* RECORD EXCERPTS:
-=-=-

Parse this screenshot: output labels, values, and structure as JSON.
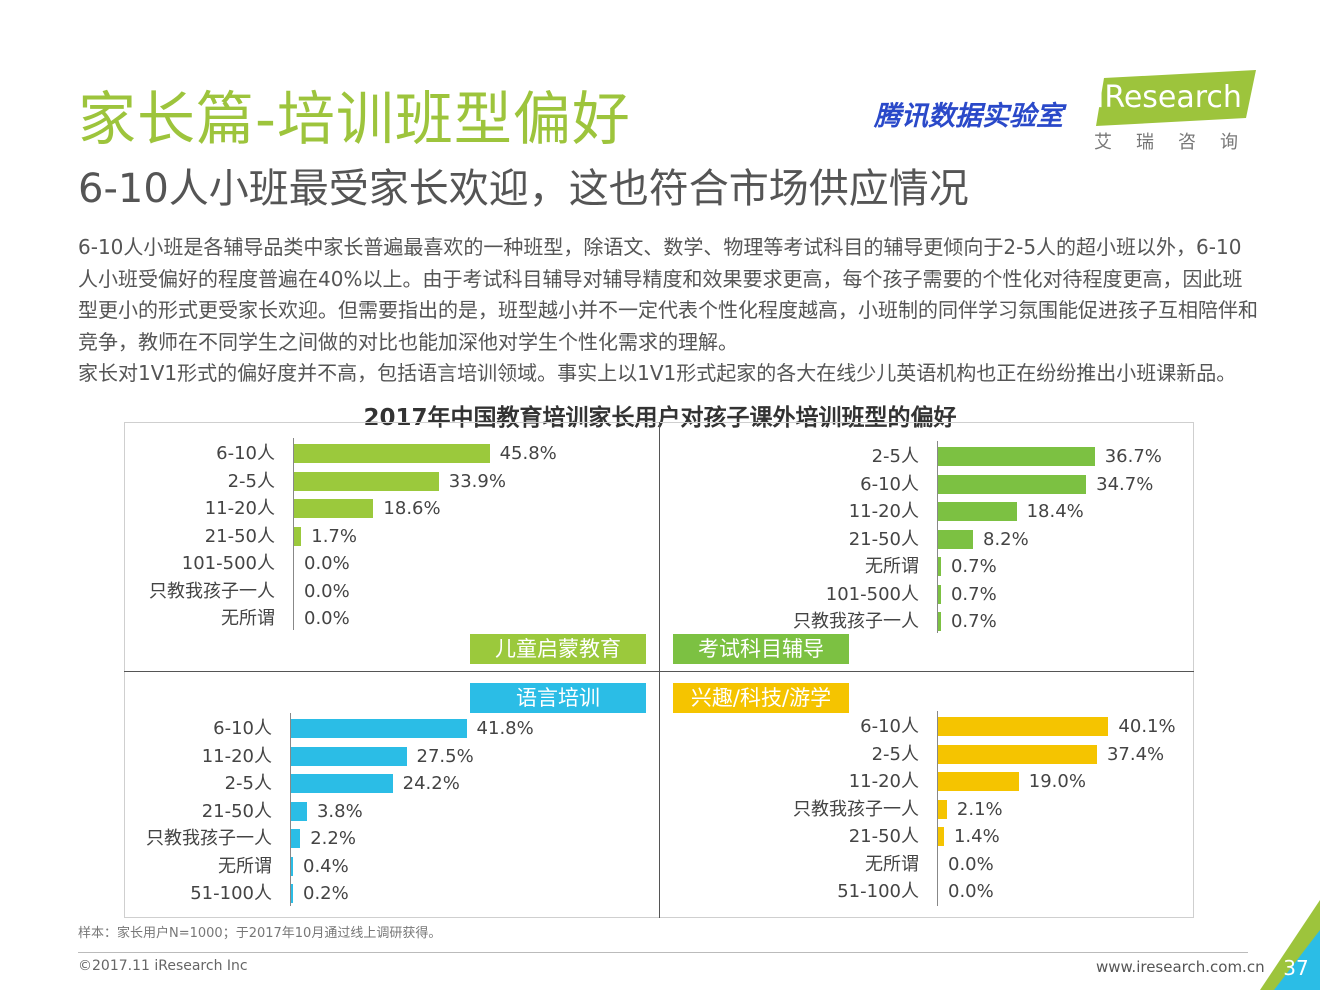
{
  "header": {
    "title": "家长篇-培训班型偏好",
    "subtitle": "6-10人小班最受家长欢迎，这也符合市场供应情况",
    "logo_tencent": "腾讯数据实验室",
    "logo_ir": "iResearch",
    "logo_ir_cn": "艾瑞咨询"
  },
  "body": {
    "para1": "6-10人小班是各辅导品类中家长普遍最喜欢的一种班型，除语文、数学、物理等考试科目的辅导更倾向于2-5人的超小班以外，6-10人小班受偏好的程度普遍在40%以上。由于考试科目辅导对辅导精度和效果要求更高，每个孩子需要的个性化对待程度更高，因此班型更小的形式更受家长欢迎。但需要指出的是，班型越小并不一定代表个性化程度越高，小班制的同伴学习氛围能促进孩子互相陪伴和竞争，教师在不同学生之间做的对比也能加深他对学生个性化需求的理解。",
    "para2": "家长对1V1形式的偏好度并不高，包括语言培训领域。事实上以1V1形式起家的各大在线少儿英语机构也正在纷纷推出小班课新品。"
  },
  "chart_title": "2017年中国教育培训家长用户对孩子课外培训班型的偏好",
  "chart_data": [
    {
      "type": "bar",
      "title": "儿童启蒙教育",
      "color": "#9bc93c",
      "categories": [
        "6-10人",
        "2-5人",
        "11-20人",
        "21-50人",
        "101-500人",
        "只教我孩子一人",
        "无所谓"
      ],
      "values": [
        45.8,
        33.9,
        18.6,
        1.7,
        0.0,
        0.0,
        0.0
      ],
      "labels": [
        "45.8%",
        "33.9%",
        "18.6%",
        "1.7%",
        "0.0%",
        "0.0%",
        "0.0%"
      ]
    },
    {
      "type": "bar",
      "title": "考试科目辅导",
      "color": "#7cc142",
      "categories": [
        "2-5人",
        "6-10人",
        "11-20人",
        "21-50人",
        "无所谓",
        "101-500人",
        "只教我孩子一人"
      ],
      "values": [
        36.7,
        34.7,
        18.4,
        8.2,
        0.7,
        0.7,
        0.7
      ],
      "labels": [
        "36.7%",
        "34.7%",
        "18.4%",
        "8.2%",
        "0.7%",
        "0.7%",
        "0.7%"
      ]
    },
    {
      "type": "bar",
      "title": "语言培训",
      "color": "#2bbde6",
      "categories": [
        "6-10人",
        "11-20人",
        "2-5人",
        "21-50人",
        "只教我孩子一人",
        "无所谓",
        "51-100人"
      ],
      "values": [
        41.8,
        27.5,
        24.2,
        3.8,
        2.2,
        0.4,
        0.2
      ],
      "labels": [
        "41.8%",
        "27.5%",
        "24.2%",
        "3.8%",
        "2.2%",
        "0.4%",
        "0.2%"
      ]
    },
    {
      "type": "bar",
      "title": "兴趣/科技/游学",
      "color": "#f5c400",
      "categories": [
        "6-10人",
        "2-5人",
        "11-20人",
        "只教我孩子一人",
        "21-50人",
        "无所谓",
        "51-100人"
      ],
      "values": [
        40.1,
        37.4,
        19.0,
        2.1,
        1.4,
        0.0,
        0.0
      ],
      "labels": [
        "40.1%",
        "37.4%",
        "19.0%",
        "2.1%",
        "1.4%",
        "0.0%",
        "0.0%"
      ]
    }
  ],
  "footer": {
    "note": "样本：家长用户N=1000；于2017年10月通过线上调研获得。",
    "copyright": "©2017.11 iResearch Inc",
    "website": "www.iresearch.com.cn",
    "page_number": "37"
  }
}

-=-=-

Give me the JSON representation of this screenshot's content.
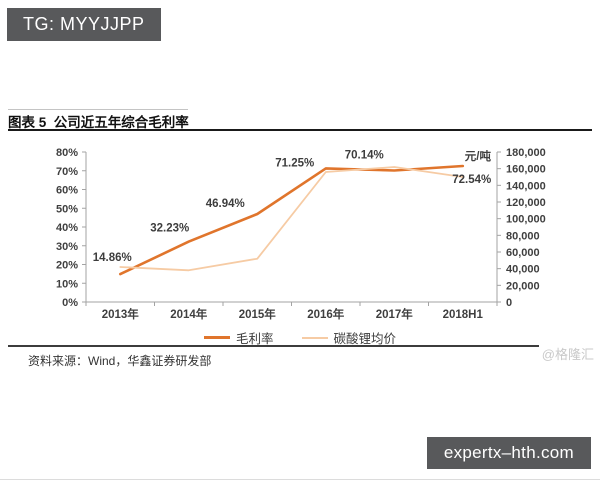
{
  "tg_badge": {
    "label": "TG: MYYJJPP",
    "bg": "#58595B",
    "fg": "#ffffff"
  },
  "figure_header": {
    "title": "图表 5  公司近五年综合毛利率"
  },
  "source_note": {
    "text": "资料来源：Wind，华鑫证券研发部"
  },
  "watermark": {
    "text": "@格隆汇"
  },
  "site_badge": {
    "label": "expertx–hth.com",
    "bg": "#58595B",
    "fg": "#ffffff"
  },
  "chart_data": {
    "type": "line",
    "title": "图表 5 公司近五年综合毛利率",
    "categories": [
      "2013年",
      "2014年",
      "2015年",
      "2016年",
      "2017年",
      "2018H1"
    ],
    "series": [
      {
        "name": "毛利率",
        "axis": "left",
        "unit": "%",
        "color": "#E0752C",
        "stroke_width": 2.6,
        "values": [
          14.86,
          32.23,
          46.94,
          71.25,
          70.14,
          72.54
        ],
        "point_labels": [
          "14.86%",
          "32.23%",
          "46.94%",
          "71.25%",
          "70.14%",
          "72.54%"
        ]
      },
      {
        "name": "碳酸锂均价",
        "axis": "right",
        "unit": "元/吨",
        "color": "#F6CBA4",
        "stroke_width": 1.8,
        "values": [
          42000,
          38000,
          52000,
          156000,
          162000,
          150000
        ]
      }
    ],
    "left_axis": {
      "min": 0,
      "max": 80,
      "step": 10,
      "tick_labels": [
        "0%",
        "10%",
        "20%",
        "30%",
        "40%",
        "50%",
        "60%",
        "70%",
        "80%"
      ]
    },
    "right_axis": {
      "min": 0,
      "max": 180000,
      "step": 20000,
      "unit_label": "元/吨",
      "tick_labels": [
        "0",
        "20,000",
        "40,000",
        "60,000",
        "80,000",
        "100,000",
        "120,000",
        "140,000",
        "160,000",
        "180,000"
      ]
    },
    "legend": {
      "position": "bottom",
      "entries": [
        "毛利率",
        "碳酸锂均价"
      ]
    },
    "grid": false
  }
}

-=-=-

* TASK OBJECTIVE:
What is the number of lines in the records that contain the word "JSON"? Answer with the number and nothing else.

* TASK OUTPUT:
2